→ **Given problem**
Set down all of the entries word for word, omitting the images they contain.

→ **Data section**
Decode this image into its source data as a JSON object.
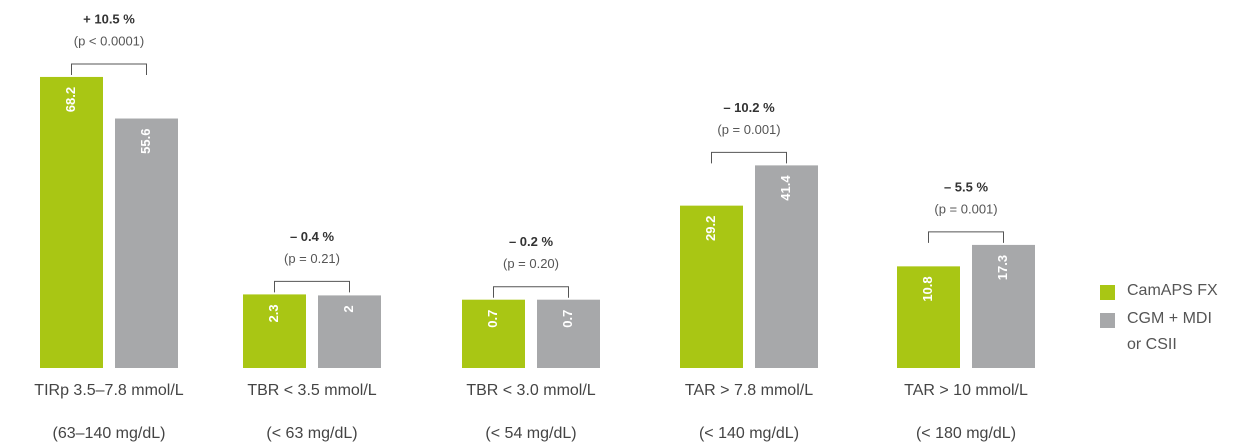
{
  "chart_data": {
    "type": "bar",
    "categories": [
      "TIRp 3.5–7.8 mmol/L",
      "TBR < 3.5 mmol/L",
      "TBR < 3.0 mmol/L",
      "TAR > 7.8 mmol/L",
      "TAR > 10 mmol/L"
    ],
    "category_notes": [
      "(63–140 mg/dL)",
      "(< 63 mg/dL)",
      "(< 54 mg/dL)",
      "(< 140 mg/dL)",
      "(< 180 mg/dL)"
    ],
    "series": [
      {
        "name": "CamAPS FX",
        "color": "#a9c614",
        "values": [
          68.2,
          2.3,
          0.7,
          29.2,
          10.8
        ]
      },
      {
        "name": "CGM + MDI or CSII",
        "color": "#a7a8aa",
        "values": [
          55.6,
          2.0,
          0.7,
          41.4,
          17.3
        ]
      }
    ],
    "annotations": [
      {
        "difference": "+ 10.5 %",
        "p": "(p < 0.0001)"
      },
      {
        "difference": "– 0.4 %",
        "p": "(p = 0.21)"
      },
      {
        "difference": "– 0.2 %",
        "p": "(p = 0.20)"
      },
      {
        "difference": "– 10.2 %",
        "p": "(p = 0.001)"
      },
      {
        "difference": "– 5.5 %",
        "p": "(p = 0.001)"
      }
    ],
    "ylim": [
      -20,
      70
    ]
  }
}
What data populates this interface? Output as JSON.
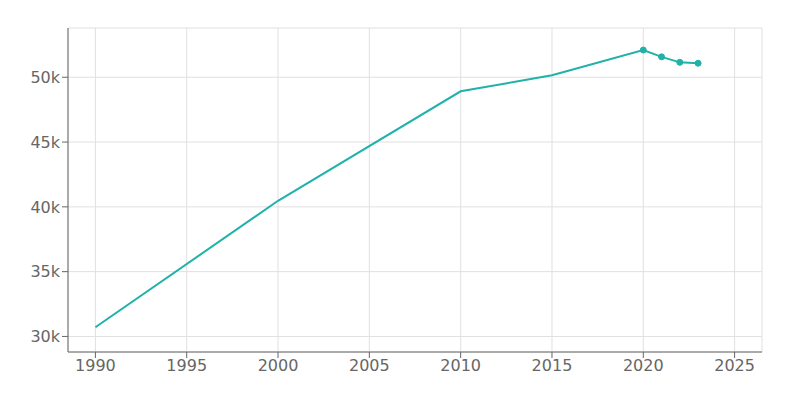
{
  "chart_data": {
    "type": "line",
    "x": [
      1990,
      2000,
      2010,
      2015,
      2020,
      2021,
      2022,
      2023
    ],
    "series": [
      {
        "type": "line",
        "color": "#20b2aa",
        "marker": "none",
        "values": [
          30707,
          40468,
          48914,
          50148,
          52100,
          51575,
          51148,
          51082
        ]
      },
      {
        "type": "scatter",
        "color": "#20b2aa",
        "marker": "circle",
        "values": [
          null,
          null,
          null,
          null,
          52100,
          51575,
          51148,
          51082
        ]
      }
    ],
    "xlim": [
      1988.5,
      2026.5
    ],
    "ylim": [
      28800,
      53800
    ],
    "xticks": [
      1990,
      1995,
      2000,
      2005,
      2010,
      2015,
      2020,
      2025
    ],
    "yticks": [
      {
        "value": 30000,
        "label": "30k"
      },
      {
        "value": 35000,
        "label": "35k"
      },
      {
        "value": 40000,
        "label": "40k"
      },
      {
        "value": 45000,
        "label": "45k"
      },
      {
        "value": 50000,
        "label": "50k"
      }
    ],
    "grid": true
  }
}
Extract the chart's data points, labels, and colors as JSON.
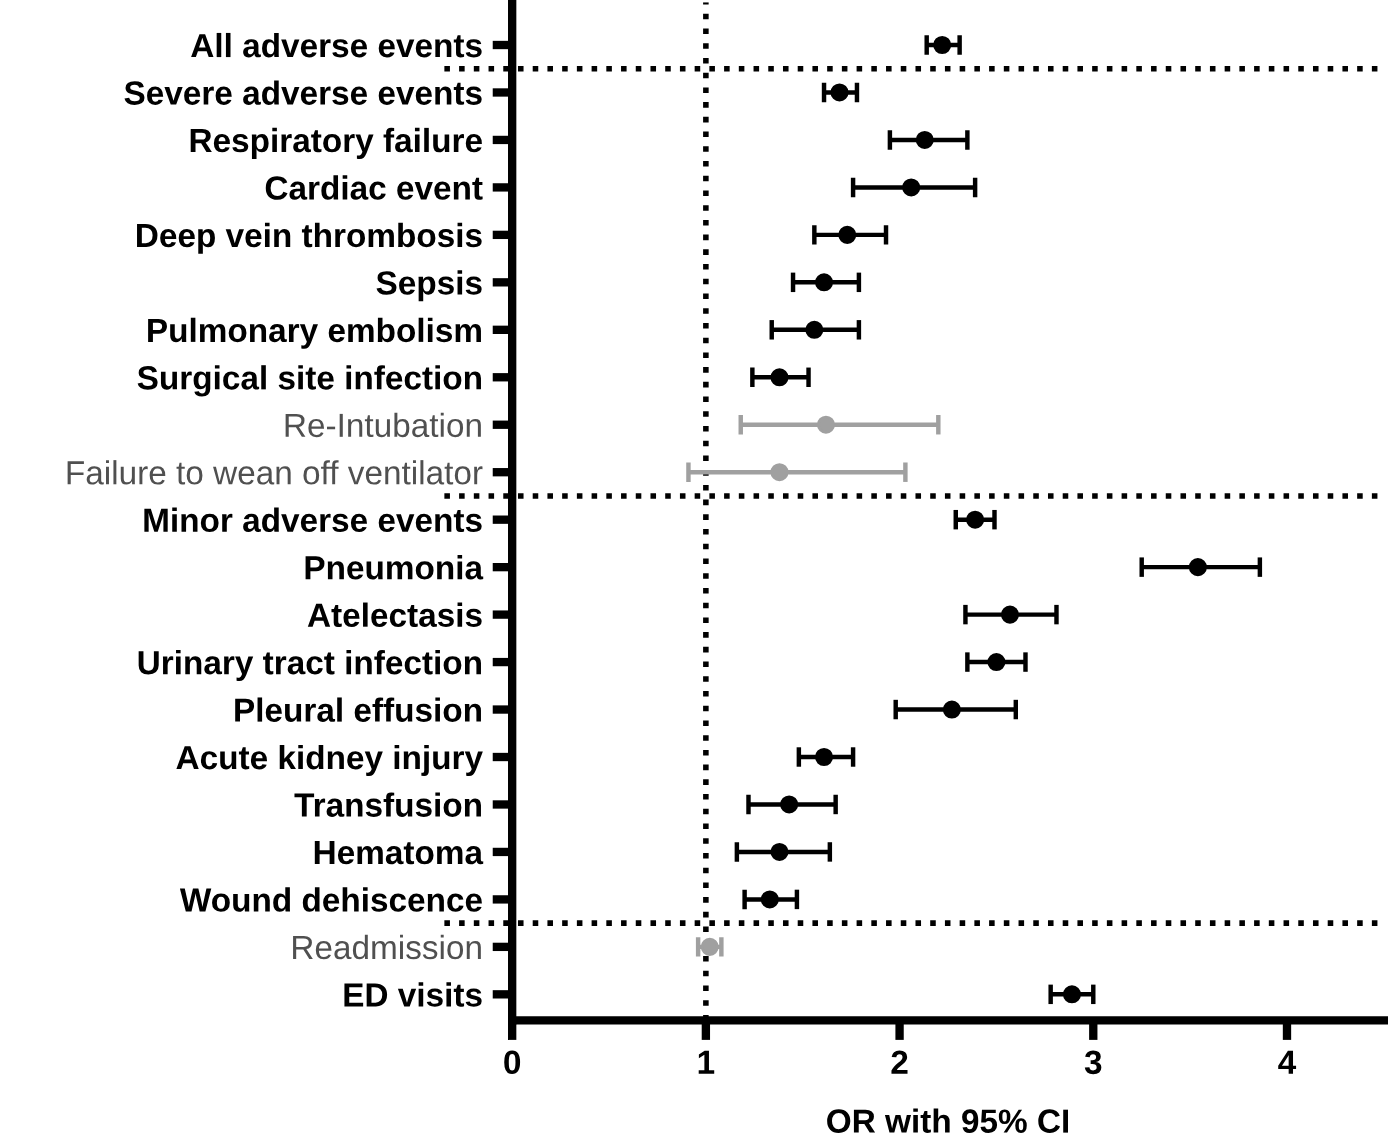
{
  "chart_data": {
    "type": "scatter",
    "xlabel": "OR with 95% CI",
    "categories": [
      "All adverse events",
      "Severe adverse events",
      "Respiratory failure",
      "Cardiac event",
      "Deep vein thrombosis",
      "Sepsis",
      "Pulmonary embolism",
      "Surgical site infection",
      "Re-Intubation",
      "Failure to wean off ventilator",
      "Minor adverse events",
      "Pneumonia",
      "Atelectasis",
      "Urinary tract infection",
      "Pleural effusion",
      "Acute kidney injury",
      "Transfusion",
      "Hematoma",
      "Wound dehiscence",
      "Readmission",
      "ED visits"
    ],
    "orientation": "horizontal",
    "series": [
      {
        "color": "#000000",
        "values": [
          2.22,
          1.69,
          2.13,
          2.06,
          1.73,
          1.61,
          1.56,
          1.38,
          null,
          null,
          2.39,
          3.54,
          2.57,
          2.5,
          2.27,
          1.61,
          1.43,
          1.38,
          1.33,
          null,
          2.89
        ],
        "errors": [
          [
            2.14,
            2.31
          ],
          [
            1.61,
            1.78
          ],
          [
            1.95,
            2.35
          ],
          [
            1.76,
            2.39
          ],
          [
            1.56,
            1.93
          ],
          [
            1.45,
            1.79
          ],
          [
            1.34,
            1.79
          ],
          [
            1.24,
            1.53
          ],
          null,
          null,
          [
            2.29,
            2.49
          ],
          [
            3.25,
            3.86
          ],
          [
            2.34,
            2.81
          ],
          [
            2.35,
            2.65
          ],
          [
            1.98,
            2.6
          ],
          [
            1.48,
            1.76
          ],
          [
            1.22,
            1.67
          ],
          [
            1.16,
            1.64
          ],
          [
            1.2,
            1.47
          ],
          null,
          [
            2.78,
            3.0
          ]
        ]
      },
      {
        "color": "#a0a0a0",
        "values": [
          null,
          null,
          null,
          null,
          null,
          null,
          null,
          null,
          1.62,
          1.38,
          null,
          null,
          null,
          null,
          null,
          null,
          null,
          null,
          null,
          1.02,
          null
        ],
        "errors": [
          null,
          null,
          null,
          null,
          null,
          null,
          null,
          null,
          [
            1.18,
            2.2
          ],
          [
            0.91,
            2.03
          ],
          null,
          null,
          null,
          null,
          null,
          null,
          null,
          null,
          null,
          [
            0.96,
            1.08
          ],
          null
        ]
      }
    ],
    "xlim": [
      0,
      4.5
    ],
    "xticks": [
      0,
      1,
      2,
      3,
      4
    ],
    "marker": "circle",
    "grid": false,
    "ref_lines": [
      {
        "axis": "x",
        "value": 1,
        "line_style": "dotted",
        "color": "#000000"
      }
    ]
  }
}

→ **Solution below**
Decode this image into its source data as a JSON object.
{
  "chart_data": {
    "type": "bar",
    "categories": [
      "TIRp 3.5–7.8 mmol/L",
      "TBR < 3.5 mmol/L",
      "TBR < 3.0 mmol/L",
      "TAR > 7.8 mmol/L",
      "TAR > 10 mmol/L"
    ],
    "category_notes": [
      "(63–140 mg/dL)",
      "(< 63 mg/dL)",
      "(< 54 mg/dL)",
      "(< 140 mg/dL)",
      "(< 180 mg/dL)"
    ],
    "series": [
      {
        "name": "CamAPS FX",
        "color": "#a9c614",
        "values": [
          68.2,
          2.3,
          0.7,
          29.2,
          10.8
        ]
      },
      {
        "name": "CGM + MDI or CSII",
        "color": "#a7a8aa",
        "values": [
          55.6,
          2.0,
          0.7,
          41.4,
          17.3
        ]
      }
    ],
    "annotations": [
      {
        "difference": "+ 10.5 %",
        "p": "(p < 0.0001)"
      },
      {
        "difference": "– 0.4 %",
        "p": "(p = 0.21)"
      },
      {
        "difference": "– 0.2 %",
        "p": "(p = 0.20)"
      },
      {
        "difference": "– 10.2 %",
        "p": "(p = 0.001)"
      },
      {
        "difference": "– 5.5 %",
        "p": "(p = 0.001)"
      }
    ],
    "ylim": [
      -20,
      70
    ]
  }
}
What data populates this interface? Output as JSON.
{
  "chart_data": {
    "type": "line",
    "x": [
      1990,
      2000,
      2010,
      2015,
      2020,
      2021,
      2022,
      2023
    ],
    "series": [
      {
        "type": "line",
        "color": "#20b2aa",
        "marker": "none",
        "values": [
          30707,
          40468,
          48914,
          50148,
          52100,
          51575,
          51148,
          51082
        ]
      },
      {
        "type": "scatter",
        "color": "#20b2aa",
        "marker": "circle",
        "values": [
          null,
          null,
          null,
          null,
          52100,
          51575,
          51148,
          51082
        ]
      }
    ],
    "xlim": [
      1988.5,
      2026.5
    ],
    "ylim": [
      28800,
      53800
    ],
    "xticks": [
      1990,
      1995,
      2000,
      2005,
      2010,
      2015,
      2020,
      2025
    ],
    "yticks": [
      {
        "value": 30000,
        "label": "30k"
      },
      {
        "value": 35000,
        "label": "35k"
      },
      {
        "value": 40000,
        "label": "40k"
      },
      {
        "value": 45000,
        "label": "45k"
      },
      {
        "value": 50000,
        "label": "50k"
      }
    ],
    "grid": true
  }
}
Extract the chart's data points, labels, and colors as JSON.
{
  "chart_data": {
    "type": "scatter",
    "xlabel": "OR with 95% CI",
    "categories": [
      "All adverse events",
      "Severe adverse events",
      "Respiratory failure",
      "Cardiac event",
      "Deep vein thrombosis",
      "Sepsis",
      "Pulmonary embolism",
      "Surgical site infection",
      "Re-Intubation",
      "Failure to wean off ventilator",
      "Minor adverse events",
      "Pneumonia",
      "Atelectasis",
      "Urinary tract infection",
      "Pleural effusion",
      "Acute kidney injury",
      "Transfusion",
      "Hematoma",
      "Wound dehiscence",
      "Readmission",
      "ED visits"
    ],
    "orientation": "horizontal",
    "series": [
      {
        "color": "#000000",
        "values": [
          2.22,
          1.69,
          2.13,
          2.06,
          1.73,
          1.61,
          1.56,
          1.38,
          null,
          null,
          2.39,
          3.54,
          2.57,
          2.5,
          2.27,
          1.61,
          1.43,
          1.38,
          1.33,
          null,
          2.89
        ],
        "errors": [
          [
            2.14,
            2.31
          ],
          [
            1.61,
            1.78
          ],
          [
            1.95,
            2.35
          ],
          [
            1.76,
            2.39
          ],
          [
            1.56,
            1.93
          ],
          [
            1.45,
            1.79
          ],
          [
            1.34,
            1.79
          ],
          [
            1.24,
            1.53
          ],
          null,
          null,
          [
            2.29,
            2.49
          ],
          [
            3.25,
            3.86
          ],
          [
            2.34,
            2.81
          ],
          [
            2.35,
            2.65
          ],
          [
            1.98,
            2.6
          ],
          [
            1.48,
            1.76
          ],
          [
            1.22,
            1.67
          ],
          [
            1.16,
            1.64
          ],
          [
            1.2,
            1.47
          ],
          null,
          [
            2.78,
            3.0
          ]
        ]
      },
      {
        "color": "#a0a0a0",
        "values": [
          null,
          null,
          null,
          null,
          null,
          null,
          null,
          null,
          1.62,
          1.38,
          null,
          null,
          null,
          null,
          null,
          null,
          null,
          null,
          null,
          1.02,
          null
        ],
        "errors": [
          null,
          null,
          null,
          null,
          null,
          null,
          null,
          null,
          [
            1.18,
            2.2
          ],
          [
            0.91,
            2.03
          ],
          null,
          null,
          null,
          null,
          null,
          null,
          null,
          null,
          null,
          [
            0.96,
            1.08
          ],
          null
        ]
      }
    ],
    "xlim": [
      0,
      4.5
    ],
    "xticks": [
      0,
      1,
      2,
      3,
      4
    ],
    "marker": "circle",
    "grid": false,
    "ref_lines": [
      {
        "axis": "x",
        "value": 1,
        "line_style": "dotted",
        "color": "#000000"
      }
    ]
  }
}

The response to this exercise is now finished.